▼

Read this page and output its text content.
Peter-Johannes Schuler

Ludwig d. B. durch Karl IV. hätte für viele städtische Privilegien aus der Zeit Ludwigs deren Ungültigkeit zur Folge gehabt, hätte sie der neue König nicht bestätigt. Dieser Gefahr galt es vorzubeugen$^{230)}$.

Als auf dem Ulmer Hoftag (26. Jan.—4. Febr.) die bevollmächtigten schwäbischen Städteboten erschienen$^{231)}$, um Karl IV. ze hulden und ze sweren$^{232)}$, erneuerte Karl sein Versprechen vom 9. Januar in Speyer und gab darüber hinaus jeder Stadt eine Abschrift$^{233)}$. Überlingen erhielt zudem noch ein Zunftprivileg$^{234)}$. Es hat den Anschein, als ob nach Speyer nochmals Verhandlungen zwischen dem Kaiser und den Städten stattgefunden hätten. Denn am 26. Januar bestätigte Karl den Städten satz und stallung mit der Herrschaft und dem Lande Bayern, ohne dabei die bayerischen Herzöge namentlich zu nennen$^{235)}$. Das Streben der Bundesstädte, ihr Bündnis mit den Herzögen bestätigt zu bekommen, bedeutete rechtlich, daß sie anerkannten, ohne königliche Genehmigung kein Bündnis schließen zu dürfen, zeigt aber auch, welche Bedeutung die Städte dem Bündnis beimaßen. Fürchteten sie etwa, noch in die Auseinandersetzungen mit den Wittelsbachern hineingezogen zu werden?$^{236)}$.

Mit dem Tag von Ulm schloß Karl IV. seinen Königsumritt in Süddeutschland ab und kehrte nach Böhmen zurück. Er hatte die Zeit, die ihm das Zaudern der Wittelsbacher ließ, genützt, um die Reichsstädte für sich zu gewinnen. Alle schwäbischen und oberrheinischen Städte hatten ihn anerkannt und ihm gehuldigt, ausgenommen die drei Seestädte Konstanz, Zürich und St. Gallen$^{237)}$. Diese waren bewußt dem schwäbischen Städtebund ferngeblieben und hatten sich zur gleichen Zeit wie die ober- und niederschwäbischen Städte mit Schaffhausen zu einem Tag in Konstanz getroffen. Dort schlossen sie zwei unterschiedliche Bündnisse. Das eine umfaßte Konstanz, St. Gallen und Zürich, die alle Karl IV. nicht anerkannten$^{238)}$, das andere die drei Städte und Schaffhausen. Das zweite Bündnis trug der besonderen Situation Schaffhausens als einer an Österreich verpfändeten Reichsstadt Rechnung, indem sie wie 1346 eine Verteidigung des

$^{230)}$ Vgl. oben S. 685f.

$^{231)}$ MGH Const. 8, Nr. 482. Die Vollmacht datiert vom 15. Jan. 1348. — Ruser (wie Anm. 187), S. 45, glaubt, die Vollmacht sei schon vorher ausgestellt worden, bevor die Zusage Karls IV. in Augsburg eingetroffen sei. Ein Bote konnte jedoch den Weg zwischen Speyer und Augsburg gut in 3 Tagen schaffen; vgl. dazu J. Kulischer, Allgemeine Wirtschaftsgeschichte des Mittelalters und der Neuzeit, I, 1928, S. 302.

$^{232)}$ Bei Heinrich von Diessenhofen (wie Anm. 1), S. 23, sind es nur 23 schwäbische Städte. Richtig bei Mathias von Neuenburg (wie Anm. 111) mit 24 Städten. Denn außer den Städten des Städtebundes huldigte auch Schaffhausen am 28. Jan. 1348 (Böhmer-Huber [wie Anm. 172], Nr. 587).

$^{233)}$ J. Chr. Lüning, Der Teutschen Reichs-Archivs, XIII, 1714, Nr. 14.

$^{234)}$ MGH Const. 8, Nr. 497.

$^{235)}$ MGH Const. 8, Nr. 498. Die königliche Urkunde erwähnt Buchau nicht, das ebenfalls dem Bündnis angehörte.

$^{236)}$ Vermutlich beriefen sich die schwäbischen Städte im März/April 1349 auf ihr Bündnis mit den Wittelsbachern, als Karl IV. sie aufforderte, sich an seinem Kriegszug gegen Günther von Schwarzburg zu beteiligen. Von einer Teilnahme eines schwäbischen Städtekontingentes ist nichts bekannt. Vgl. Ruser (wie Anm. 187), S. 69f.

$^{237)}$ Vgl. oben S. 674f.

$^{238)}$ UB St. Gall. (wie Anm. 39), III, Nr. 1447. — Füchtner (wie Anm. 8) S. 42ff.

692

▲

• _Work item_: Among the records, find every line with the word "oben" and copy it.

• _Answer space_:
$^{230)}$ Vgl. oben S. 685f.
$^{237)}$ Vgl. oben S. 674f.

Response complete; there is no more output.